(INSTRUCTIONS TO FOLLOW): Set down the full listing exactly, character for character.

-- START RECORD SET --

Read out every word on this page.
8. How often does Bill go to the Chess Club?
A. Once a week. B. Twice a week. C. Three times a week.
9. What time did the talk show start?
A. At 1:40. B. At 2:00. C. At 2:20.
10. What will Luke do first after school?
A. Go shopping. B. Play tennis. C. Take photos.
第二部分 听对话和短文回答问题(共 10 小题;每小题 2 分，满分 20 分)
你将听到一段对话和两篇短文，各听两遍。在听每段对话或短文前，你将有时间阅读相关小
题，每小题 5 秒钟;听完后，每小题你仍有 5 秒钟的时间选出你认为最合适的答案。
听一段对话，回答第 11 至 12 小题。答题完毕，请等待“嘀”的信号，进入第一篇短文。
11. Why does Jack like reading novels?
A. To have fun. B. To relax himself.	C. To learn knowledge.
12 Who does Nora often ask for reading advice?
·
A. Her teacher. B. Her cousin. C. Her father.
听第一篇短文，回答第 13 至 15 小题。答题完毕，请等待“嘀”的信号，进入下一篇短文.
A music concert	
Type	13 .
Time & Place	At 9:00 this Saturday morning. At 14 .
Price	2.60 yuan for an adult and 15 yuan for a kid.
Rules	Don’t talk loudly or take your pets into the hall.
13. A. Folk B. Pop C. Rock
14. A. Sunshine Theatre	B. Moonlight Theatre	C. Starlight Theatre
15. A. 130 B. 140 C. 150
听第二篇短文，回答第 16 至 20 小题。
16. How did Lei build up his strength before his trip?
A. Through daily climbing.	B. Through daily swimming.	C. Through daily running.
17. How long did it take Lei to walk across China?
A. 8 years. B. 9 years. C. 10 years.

-- END RECORD SET --

(EXERCISE SOLUTION):
Read out every word on this page.
8. How often does Bill go to the Chess Club?
A. Once a week. B. Twice a week. C. Three times a week.
9. What time did the talk show start?
A. At 1:40. B. At 2:00. C. At 2:20.
10. What will Luke do first after school?
A. Go shopping. B. Play tennis. C. Take photos.
第二部分 听对话和短文回答问题(共 10 小题;每小题 2 分，满分 20 分)
你将听到一段对话和两篇短文，各听两遍。在听每段对话或短文前，你将有时间阅读相关小
题，每小题 5 秒钟;听完后，每小题你仍有 5 秒钟的时间选出你认为最合适的答案。
听一段对话，回答第 11 至 12 小题。答题完毕，请等待“嘀”的信号，进入第一篇短文。
11. Why does Jack like reading novels?
A. To have fun. B. To relax himself.	C. To learn knowledge.
12 Who does Nora often ask for reading advice?
·
A. Her teacher. B. Her cousin. C. Her father.
听第一篇短文，回答第 13 至 15 小题。答题完毕，请等待“嘀”的信号，进入下一篇短文.
A music concert	
Type	13 .
Time & Place	At 9:00 this Saturday morning. At 14 .
Price	2.60 yuan for an adult and 15 yuan for a kid.
Rules	Don’t talk loudly or take your pets into the hall.
13. A. Folk B. Pop C. Rock
14. A. Sunshine Theatre	B. Moonlight Theatre	C. Starlight Theatre
15. A. 130 B. 140 C. 150
听第二篇短文，回答第 16 至 20 小题。
16. How did Lei build up his strength before his trip?
A. Through daily climbing.	B. Through daily swimming.	C. Through daily running.
17. How long did it take Lei to walk across China?
A. 8 years. B. 9 years. C. 10 years.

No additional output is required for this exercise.